- **DIRECTIONS**: How many of the lines here include "display"? Answer with a single number.

Records from a collection:
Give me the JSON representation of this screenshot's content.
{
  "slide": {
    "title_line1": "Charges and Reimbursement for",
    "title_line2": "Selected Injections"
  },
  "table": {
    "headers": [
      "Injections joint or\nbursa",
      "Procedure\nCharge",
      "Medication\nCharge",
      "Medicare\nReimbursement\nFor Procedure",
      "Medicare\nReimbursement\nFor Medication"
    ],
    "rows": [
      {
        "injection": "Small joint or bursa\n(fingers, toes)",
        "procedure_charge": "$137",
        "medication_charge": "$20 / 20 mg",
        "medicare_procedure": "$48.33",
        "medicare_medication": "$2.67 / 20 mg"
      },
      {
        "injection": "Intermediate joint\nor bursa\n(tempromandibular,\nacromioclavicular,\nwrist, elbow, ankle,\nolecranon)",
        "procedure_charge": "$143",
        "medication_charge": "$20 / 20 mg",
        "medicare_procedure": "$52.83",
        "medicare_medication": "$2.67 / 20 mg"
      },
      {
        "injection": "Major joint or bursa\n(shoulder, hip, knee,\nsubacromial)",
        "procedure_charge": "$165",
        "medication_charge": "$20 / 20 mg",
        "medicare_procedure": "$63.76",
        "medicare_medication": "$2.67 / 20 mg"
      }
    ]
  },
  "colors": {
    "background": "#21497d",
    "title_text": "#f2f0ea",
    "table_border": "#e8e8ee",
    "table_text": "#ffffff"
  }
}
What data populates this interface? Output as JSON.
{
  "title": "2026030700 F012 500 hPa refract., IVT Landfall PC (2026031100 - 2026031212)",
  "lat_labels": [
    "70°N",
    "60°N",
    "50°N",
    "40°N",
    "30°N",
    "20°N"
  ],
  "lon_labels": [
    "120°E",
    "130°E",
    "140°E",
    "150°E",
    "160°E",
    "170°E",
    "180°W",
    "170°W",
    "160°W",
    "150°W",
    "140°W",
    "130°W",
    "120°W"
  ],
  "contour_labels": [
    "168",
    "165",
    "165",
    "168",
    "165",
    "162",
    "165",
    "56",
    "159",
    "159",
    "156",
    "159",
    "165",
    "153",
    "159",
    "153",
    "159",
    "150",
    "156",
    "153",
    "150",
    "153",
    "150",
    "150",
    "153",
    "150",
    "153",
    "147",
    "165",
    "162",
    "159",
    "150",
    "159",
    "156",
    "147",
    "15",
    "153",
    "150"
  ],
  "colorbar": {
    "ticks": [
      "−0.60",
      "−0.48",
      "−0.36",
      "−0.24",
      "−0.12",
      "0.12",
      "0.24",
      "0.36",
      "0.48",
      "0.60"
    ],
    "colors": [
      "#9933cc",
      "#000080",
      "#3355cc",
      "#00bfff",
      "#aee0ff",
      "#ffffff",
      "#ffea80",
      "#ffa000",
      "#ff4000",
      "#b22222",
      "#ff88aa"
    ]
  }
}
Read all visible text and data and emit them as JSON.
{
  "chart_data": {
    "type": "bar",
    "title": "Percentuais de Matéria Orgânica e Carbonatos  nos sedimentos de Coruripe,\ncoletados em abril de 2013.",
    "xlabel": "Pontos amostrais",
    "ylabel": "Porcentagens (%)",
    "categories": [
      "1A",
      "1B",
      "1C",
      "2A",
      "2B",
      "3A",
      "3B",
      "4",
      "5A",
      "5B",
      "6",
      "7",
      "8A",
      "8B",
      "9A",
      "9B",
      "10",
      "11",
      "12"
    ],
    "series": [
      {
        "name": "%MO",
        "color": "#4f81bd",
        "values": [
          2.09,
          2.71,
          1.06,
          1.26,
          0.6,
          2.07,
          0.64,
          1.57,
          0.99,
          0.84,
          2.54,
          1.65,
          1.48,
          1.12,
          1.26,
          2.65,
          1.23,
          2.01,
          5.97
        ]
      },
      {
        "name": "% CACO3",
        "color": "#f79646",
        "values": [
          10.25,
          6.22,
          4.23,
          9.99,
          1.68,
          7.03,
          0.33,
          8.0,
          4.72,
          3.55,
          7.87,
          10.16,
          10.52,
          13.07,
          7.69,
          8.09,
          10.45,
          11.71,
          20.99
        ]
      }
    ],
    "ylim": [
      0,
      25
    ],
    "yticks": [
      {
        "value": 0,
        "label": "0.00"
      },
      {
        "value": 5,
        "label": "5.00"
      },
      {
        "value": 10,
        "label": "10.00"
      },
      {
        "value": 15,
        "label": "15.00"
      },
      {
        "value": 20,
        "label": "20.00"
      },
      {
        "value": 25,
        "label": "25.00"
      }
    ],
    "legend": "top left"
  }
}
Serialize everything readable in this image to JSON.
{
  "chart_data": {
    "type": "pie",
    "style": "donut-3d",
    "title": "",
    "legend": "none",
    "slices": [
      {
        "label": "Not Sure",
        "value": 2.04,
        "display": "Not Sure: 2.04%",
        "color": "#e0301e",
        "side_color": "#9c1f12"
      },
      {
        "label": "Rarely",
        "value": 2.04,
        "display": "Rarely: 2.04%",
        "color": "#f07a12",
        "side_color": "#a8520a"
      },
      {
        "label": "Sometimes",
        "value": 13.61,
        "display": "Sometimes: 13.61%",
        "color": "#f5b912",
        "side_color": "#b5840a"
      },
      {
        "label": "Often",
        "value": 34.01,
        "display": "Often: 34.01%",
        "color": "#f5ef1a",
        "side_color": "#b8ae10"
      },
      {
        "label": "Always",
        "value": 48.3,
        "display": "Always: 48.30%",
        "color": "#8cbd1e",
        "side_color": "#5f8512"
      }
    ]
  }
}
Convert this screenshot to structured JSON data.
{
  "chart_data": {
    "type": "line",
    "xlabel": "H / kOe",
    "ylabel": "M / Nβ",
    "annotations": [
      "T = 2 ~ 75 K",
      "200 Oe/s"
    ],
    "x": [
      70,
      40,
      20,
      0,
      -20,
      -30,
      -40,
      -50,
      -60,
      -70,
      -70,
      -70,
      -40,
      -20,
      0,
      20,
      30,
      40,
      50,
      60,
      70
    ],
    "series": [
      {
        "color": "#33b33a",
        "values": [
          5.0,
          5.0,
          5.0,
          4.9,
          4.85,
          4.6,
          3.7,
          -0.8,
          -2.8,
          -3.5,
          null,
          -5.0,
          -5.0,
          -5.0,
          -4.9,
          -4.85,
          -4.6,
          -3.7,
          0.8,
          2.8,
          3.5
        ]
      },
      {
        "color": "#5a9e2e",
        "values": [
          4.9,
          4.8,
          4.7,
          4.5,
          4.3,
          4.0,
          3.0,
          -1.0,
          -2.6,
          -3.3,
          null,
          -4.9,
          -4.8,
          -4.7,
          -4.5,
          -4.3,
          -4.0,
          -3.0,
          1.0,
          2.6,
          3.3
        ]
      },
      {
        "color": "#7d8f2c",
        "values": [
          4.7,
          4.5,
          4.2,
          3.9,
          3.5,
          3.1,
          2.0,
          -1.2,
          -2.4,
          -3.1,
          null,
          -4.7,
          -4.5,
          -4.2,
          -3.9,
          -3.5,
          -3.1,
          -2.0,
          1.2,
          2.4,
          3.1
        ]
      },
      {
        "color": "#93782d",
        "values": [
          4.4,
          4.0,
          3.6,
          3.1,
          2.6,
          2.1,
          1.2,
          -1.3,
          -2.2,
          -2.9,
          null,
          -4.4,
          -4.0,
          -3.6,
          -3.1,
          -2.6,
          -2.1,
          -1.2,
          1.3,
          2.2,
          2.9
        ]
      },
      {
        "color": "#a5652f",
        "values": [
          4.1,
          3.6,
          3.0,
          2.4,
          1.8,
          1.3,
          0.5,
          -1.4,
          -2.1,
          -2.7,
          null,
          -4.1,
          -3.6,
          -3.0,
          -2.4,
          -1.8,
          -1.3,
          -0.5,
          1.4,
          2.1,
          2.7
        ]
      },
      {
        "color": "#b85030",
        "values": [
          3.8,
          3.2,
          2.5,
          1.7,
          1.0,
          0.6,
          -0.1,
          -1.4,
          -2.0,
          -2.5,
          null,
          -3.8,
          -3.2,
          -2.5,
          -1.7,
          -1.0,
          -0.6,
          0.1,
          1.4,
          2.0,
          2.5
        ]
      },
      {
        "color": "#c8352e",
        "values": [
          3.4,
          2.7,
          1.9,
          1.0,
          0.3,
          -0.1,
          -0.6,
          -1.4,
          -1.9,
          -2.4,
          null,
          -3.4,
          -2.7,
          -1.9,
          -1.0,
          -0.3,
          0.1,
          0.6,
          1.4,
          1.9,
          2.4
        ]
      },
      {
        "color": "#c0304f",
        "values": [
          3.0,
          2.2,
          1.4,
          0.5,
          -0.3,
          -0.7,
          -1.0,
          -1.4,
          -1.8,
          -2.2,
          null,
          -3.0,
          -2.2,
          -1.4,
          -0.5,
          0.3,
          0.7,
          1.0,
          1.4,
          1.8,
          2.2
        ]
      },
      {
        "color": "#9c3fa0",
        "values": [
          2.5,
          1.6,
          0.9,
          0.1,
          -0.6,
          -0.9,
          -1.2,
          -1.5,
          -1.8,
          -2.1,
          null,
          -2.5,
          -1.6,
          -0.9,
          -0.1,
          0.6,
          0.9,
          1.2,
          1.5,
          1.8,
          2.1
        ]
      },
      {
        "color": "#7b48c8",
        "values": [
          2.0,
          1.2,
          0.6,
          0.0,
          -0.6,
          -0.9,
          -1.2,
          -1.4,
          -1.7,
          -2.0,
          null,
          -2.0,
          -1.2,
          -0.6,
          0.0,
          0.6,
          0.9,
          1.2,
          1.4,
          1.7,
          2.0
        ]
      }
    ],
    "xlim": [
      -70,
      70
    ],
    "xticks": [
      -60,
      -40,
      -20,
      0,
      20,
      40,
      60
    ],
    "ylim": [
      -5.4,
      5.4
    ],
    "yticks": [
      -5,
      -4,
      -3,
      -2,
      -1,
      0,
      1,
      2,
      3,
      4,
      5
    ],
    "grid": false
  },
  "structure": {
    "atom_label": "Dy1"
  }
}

- **TASK RESPONSE**: 5